Task brief:
Would you pull out every line of the material that contains the string "hoření"?

Entries supplied:

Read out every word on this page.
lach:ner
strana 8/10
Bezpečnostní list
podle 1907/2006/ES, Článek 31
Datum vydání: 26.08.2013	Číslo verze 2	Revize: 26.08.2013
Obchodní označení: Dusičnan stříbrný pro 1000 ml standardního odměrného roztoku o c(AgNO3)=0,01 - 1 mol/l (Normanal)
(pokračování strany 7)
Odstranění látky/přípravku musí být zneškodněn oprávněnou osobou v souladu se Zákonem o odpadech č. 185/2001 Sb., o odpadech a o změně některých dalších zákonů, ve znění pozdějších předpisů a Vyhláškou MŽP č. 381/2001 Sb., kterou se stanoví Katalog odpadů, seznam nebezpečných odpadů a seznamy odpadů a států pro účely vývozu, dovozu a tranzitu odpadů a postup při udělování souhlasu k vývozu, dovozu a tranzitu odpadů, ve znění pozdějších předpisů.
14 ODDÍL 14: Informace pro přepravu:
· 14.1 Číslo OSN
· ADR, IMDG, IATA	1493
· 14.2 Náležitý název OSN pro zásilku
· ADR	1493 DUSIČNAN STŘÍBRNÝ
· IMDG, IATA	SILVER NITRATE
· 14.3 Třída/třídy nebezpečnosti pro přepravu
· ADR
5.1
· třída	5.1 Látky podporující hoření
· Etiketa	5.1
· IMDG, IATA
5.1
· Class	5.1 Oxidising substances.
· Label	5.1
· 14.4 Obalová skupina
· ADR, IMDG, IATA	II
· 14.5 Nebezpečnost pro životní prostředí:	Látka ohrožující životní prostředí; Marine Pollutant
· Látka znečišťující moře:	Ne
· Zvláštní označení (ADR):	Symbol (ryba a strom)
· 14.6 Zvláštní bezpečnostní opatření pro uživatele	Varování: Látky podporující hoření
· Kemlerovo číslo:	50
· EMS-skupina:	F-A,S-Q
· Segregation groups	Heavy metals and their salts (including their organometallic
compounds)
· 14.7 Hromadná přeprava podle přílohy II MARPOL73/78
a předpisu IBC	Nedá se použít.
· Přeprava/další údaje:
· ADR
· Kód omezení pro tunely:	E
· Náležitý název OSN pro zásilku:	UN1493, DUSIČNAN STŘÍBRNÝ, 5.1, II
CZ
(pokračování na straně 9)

--

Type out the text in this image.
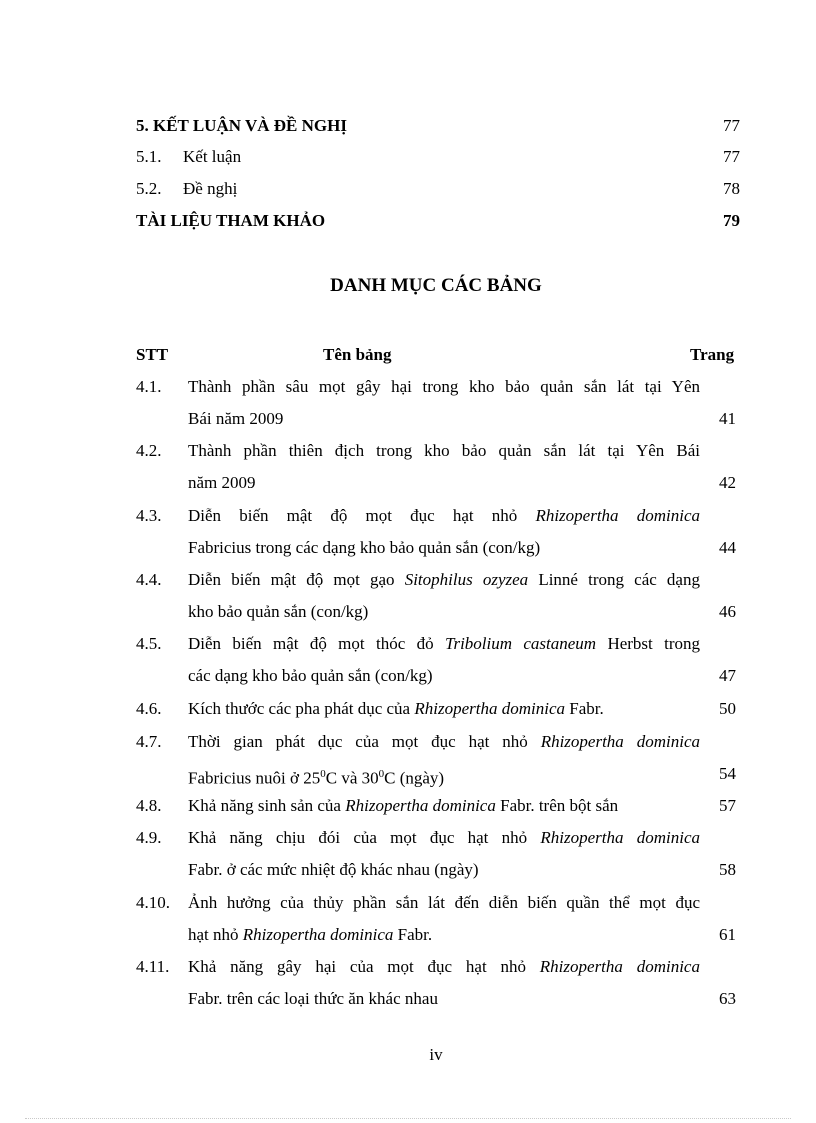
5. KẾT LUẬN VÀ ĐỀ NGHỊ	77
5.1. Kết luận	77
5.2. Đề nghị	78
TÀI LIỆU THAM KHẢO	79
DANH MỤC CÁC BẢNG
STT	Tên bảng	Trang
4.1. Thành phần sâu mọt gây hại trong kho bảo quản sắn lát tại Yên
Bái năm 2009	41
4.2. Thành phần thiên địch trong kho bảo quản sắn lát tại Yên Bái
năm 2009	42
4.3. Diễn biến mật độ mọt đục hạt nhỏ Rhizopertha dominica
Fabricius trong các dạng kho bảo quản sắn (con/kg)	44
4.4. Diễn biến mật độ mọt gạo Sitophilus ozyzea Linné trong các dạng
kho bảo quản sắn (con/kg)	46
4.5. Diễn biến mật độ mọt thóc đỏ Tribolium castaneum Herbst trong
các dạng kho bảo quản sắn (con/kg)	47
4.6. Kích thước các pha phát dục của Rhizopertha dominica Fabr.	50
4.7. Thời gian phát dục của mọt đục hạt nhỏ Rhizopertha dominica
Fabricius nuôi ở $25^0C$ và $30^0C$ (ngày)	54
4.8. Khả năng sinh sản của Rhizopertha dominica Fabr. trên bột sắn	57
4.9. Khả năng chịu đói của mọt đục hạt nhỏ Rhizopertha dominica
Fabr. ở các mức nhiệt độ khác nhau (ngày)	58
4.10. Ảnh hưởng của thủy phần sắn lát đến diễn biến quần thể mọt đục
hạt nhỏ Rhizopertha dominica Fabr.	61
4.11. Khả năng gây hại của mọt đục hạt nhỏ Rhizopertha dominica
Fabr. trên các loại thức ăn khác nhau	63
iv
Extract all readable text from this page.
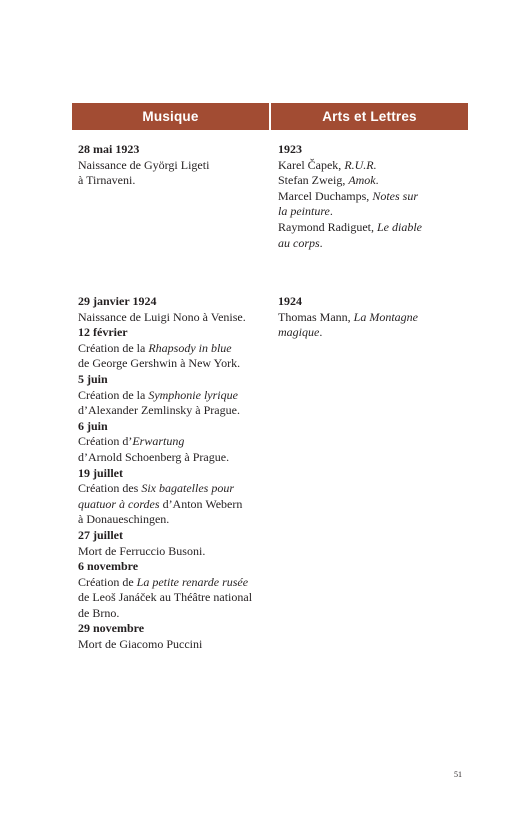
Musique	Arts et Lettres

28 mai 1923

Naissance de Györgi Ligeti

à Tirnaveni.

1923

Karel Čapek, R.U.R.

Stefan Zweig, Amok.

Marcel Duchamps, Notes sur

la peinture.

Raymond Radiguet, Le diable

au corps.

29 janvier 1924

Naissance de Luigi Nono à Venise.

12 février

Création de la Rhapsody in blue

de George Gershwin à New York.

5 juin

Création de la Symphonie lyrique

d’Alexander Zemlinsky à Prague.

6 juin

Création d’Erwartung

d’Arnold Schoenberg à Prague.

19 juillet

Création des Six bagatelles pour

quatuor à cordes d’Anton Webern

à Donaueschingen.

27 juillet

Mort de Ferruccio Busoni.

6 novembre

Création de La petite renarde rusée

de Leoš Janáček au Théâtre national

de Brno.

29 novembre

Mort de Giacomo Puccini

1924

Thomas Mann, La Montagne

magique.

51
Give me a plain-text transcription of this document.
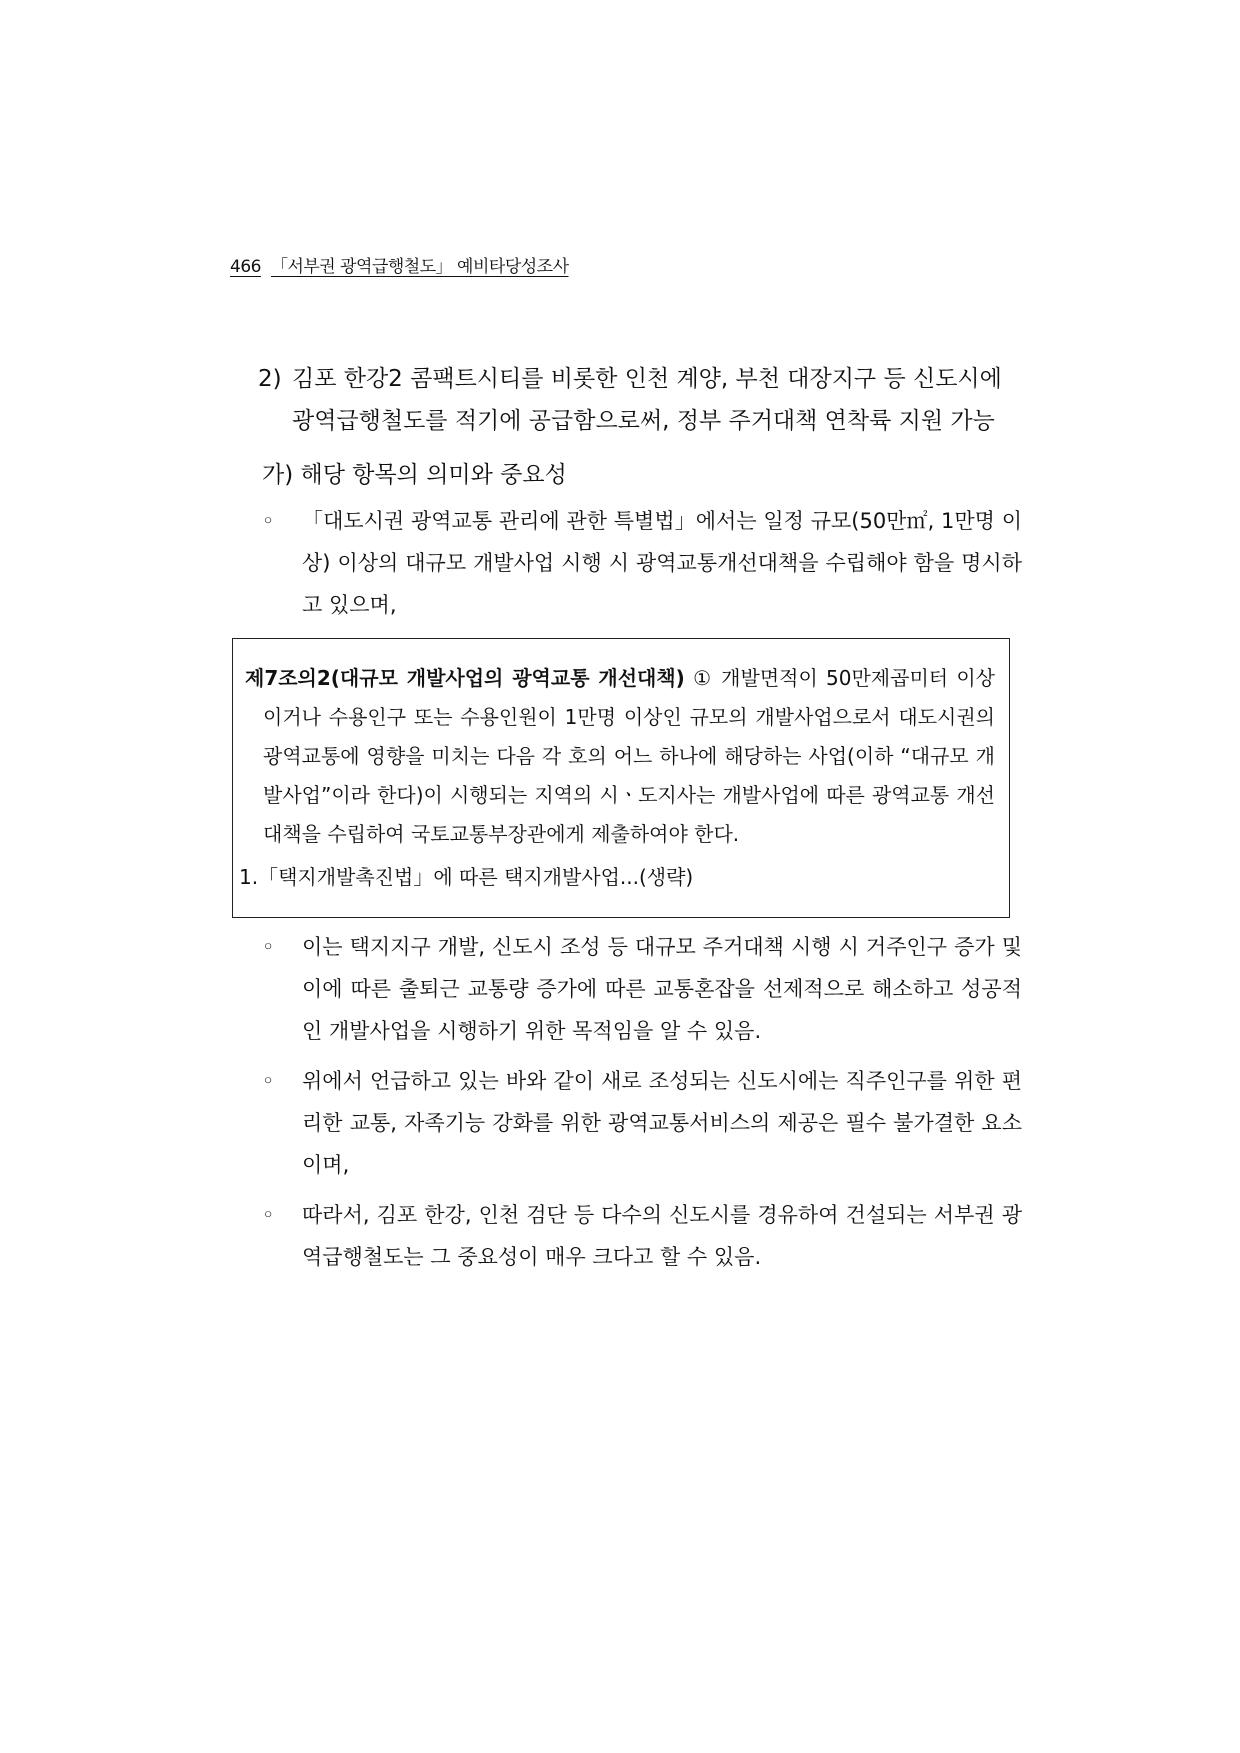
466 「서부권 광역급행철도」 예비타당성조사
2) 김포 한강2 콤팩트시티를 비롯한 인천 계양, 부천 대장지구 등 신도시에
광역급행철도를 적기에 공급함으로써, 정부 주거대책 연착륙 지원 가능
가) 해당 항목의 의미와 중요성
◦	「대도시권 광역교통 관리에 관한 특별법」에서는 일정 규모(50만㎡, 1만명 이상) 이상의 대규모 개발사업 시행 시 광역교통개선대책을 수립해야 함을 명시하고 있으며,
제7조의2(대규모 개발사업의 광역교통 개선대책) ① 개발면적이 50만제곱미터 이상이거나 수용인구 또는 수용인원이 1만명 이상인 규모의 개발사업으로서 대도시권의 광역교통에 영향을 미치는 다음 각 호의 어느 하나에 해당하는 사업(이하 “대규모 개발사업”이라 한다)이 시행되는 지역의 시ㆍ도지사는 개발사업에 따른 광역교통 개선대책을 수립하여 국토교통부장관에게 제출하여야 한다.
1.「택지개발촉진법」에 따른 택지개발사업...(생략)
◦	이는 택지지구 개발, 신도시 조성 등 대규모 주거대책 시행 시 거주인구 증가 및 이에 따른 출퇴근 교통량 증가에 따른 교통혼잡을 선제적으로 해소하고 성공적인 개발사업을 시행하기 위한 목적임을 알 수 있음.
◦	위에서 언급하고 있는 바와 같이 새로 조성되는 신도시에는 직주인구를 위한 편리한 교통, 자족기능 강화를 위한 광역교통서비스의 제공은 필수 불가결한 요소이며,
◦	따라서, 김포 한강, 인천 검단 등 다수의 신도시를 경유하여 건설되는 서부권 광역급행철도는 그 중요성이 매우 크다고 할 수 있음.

Task output:
· třída	5.1 Látky podporující hoření
· 14.6 Zvláštní bezpečnostní opatření pro uživatele	Varování: Látky podporující hoření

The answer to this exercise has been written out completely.